Figure contents as structured data
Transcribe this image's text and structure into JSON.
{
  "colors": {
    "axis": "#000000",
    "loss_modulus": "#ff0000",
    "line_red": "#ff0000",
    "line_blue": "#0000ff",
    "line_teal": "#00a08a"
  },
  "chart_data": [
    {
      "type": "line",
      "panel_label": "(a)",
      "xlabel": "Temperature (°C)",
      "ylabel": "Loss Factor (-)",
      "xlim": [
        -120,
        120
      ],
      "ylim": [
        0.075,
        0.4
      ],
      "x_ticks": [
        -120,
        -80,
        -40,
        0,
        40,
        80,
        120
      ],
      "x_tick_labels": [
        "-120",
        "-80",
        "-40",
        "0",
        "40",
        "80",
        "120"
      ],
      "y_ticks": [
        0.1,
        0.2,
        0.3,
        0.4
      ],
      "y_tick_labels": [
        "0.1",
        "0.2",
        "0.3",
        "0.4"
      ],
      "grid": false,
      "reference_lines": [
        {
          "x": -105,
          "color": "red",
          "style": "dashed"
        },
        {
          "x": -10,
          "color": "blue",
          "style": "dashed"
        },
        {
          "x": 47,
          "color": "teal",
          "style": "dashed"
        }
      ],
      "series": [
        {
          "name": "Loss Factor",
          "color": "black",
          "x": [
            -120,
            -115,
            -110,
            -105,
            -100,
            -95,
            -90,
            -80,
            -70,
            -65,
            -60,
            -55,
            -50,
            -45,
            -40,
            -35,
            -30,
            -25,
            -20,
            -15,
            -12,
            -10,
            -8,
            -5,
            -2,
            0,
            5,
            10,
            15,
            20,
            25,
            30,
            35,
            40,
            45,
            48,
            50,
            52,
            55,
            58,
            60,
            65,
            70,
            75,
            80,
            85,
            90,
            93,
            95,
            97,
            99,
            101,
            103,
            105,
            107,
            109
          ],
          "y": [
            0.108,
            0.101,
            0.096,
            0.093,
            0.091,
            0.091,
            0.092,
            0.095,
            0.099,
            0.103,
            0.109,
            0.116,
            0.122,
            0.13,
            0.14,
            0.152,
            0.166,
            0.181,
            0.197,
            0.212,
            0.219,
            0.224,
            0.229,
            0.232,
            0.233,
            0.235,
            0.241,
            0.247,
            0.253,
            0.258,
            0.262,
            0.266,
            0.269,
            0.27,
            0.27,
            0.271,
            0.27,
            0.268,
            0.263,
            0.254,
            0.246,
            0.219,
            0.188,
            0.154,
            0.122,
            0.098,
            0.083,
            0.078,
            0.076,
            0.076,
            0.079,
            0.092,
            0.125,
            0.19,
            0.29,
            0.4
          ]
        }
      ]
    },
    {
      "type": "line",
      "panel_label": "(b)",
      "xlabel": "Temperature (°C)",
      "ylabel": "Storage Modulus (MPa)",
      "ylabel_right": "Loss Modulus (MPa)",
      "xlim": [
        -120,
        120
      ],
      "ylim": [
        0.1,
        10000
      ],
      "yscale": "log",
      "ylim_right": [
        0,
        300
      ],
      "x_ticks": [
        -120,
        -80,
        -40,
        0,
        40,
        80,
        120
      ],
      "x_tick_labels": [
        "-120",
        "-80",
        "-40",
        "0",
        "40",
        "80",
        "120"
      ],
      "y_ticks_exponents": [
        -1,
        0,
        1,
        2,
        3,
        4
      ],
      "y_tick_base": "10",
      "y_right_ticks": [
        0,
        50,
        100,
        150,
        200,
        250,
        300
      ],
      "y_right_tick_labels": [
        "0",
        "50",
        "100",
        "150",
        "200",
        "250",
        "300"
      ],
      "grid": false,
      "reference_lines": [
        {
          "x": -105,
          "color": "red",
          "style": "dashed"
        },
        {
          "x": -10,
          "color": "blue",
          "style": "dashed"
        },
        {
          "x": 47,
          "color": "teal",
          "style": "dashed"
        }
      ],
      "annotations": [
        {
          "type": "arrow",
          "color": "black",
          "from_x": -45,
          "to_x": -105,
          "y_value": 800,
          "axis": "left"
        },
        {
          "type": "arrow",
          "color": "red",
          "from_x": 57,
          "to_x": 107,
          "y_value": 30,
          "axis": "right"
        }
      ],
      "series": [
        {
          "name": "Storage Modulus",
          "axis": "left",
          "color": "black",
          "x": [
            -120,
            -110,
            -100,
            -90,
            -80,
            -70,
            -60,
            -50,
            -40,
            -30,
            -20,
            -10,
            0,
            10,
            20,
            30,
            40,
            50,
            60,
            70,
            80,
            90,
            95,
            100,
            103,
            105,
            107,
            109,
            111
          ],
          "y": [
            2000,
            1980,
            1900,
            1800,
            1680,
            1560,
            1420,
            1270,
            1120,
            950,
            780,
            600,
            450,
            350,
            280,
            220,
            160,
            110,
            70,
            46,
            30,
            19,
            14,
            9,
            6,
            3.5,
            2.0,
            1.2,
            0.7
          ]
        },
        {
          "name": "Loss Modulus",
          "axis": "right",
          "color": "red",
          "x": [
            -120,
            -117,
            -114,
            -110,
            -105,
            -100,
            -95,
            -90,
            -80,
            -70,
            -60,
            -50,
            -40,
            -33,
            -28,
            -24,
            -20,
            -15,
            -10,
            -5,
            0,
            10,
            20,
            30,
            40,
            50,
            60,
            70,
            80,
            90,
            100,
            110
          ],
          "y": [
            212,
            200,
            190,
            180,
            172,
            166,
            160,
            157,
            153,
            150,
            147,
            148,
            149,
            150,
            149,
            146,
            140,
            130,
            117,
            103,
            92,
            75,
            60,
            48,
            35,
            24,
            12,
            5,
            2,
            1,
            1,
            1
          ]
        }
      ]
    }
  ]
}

### Your goal
Please repeat the listing above in full and exactly.

### Written solution
Transcribe this image's text and structure into JSON.
{
  "colors": {
    "axis": "#000000",
    "loss_modulus": "#ff0000",
    "line_red": "#ff0000",
    "line_blue": "#0000ff",
    "line_teal": "#00a08a"
  },
  "chart_data": [
    {
      "type": "line",
      "panel_label": "(a)",
      "xlabel": "Temperature (°C)",
      "ylabel": "Loss Factor (-)",
      "xlim": [
        -120,
        120
      ],
      "ylim": [
        0.075,
        0.4
      ],
      "x_ticks": [
        -120,
        -80,
        -40,
        0,
        40,
        80,
        120
      ],
      "x_tick_labels": [
        "-120",
        "-80",
        "-40",
        "0",
        "40",
        "80",
        "120"
      ],
      "y_ticks": [
        0.1,
        0.2,
        0.3,
        0.4
      ],
      "y_tick_labels": [
        "0.1",
        "0.2",
        "0.3",
        "0.4"
      ],
      "grid": false,
      "reference_lines": [
        {
          "x": -105,
          "color": "red",
          "style": "dashed"
        },
        {
          "x": -10,
          "color": "blue",
          "style": "dashed"
        },
        {
          "x": 47,
          "color": "teal",
          "style": "dashed"
        }
      ],
      "series": [
        {
          "name": "Loss Factor",
          "color": "black",
          "x": [
            -120,
            -115,
            -110,
            -105,
            -100,
            -95,
            -90,
            -80,
            -70,
            -65,
            -60,
            -55,
            -50,
            -45,
            -40,
            -35,
            -30,
            -25,
            -20,
            -15,
            -12,
            -10,
            -8,
            -5,
            -2,
            0,
            5,
            10,
            15,
            20,
            25,
            30,
            35,
            40,
            45,
            48,
            50,
            52,
            55,
            58,
            60,
            65,
            70,
            75,
            80,
            85,
            90,
            93,
            95,
            97,
            99,
            101,
            103,
            105,
            107,
            109
          ],
          "y": [
            0.108,
            0.101,
            0.096,
            0.093,
            0.091,
            0.091,
            0.092,
            0.095,
            0.099,
            0.103,
            0.109,
            0.116,
            0.122,
            0.13,
            0.14,
            0.152,
            0.166,
            0.181,
            0.197,
            0.212,
            0.219,
            0.224,
            0.229,
            0.232,
            0.233,
            0.235,
            0.241,
            0.247,
            0.253,
            0.258,
            0.262,
            0.266,
            0.269,
            0.27,
            0.27,
            0.271,
            0.27,
            0.268,
            0.263,
            0.254,
            0.246,
            0.219,
            0.188,
            0.154,
            0.122,
            0.098,
            0.083,
            0.078,
            0.076,
            0.076,
            0.079,
            0.092,
            0.125,
            0.19,
            0.29,
            0.4
          ]
        }
      ]
    },
    {
      "type": "line",
      "panel_label": "(b)",
      "xlabel": "Temperature (°C)",
      "ylabel": "Storage Modulus (MPa)",
      "ylabel_right": "Loss Modulus (MPa)",
      "xlim": [
        -120,
        120
      ],
      "ylim": [
        0.1,
        10000
      ],
      "yscale": "log",
      "ylim_right": [
        0,
        300
      ],
      "x_ticks": [
        -120,
        -80,
        -40,
        0,
        40,
        80,
        120
      ],
      "x_tick_labels": [
        "-120",
        "-80",
        "-40",
        "0",
        "40",
        "80",
        "120"
      ],
      "y_ticks_exponents": [
        -1,
        0,
        1,
        2,
        3,
        4
      ],
      "y_tick_base": "10",
      "y_right_ticks": [
        0,
        50,
        100,
        150,
        200,
        250,
        300
      ],
      "y_right_tick_labels": [
        "0",
        "50",
        "100",
        "150",
        "200",
        "250",
        "300"
      ],
      "grid": false,
      "reference_lines": [
        {
          "x": -105,
          "color": "red",
          "style": "dashed"
        },
        {
          "x": -10,
          "color": "blue",
          "style": "dashed"
        },
        {
          "x": 47,
          "color": "teal",
          "style": "dashed"
        }
      ],
      "annotations": [
        {
          "type": "arrow",
          "color": "black",
          "from_x": -45,
          "to_x": -105,
          "y_value": 800,
          "axis": "left"
        },
        {
          "type": "arrow",
          "color": "red",
          "from_x": 57,
          "to_x": 107,
          "y_value": 30,
          "axis": "right"
        }
      ],
      "series": [
        {
          "name": "Storage Modulus",
          "axis": "left",
          "color": "black",
          "x": [
            -120,
            -110,
            -100,
            -90,
            -80,
            -70,
            -60,
            -50,
            -40,
            -30,
            -20,
            -10,
            0,
            10,
            20,
            30,
            40,
            50,
            60,
            70,
            80,
            90,
            95,
            100,
            103,
            105,
            107,
            109,
            111
          ],
          "y": [
            2000,
            1980,
            1900,
            1800,
            1680,
            1560,
            1420,
            1270,
            1120,
            950,
            780,
            600,
            450,
            350,
            280,
            220,
            160,
            110,
            70,
            46,
            30,
            19,
            14,
            9,
            6,
            3.5,
            2.0,
            1.2,
            0.7
          ]
        },
        {
          "name": "Loss Modulus",
          "axis": "right",
          "color": "red",
          "x": [
            -120,
            -117,
            -114,
            -110,
            -105,
            -100,
            -95,
            -90,
            -80,
            -70,
            -60,
            -50,
            -40,
            -33,
            -28,
            -24,
            -20,
            -15,
            -10,
            -5,
            0,
            10,
            20,
            30,
            40,
            50,
            60,
            70,
            80,
            90,
            100,
            110
          ],
          "y": [
            212,
            200,
            190,
            180,
            172,
            166,
            160,
            157,
            153,
            150,
            147,
            148,
            149,
            150,
            149,
            146,
            140,
            130,
            117,
            103,
            92,
            75,
            60,
            48,
            35,
            24,
            12,
            5,
            2,
            1,
            1,
            1
          ]
        }
      ]
    }
  ]
}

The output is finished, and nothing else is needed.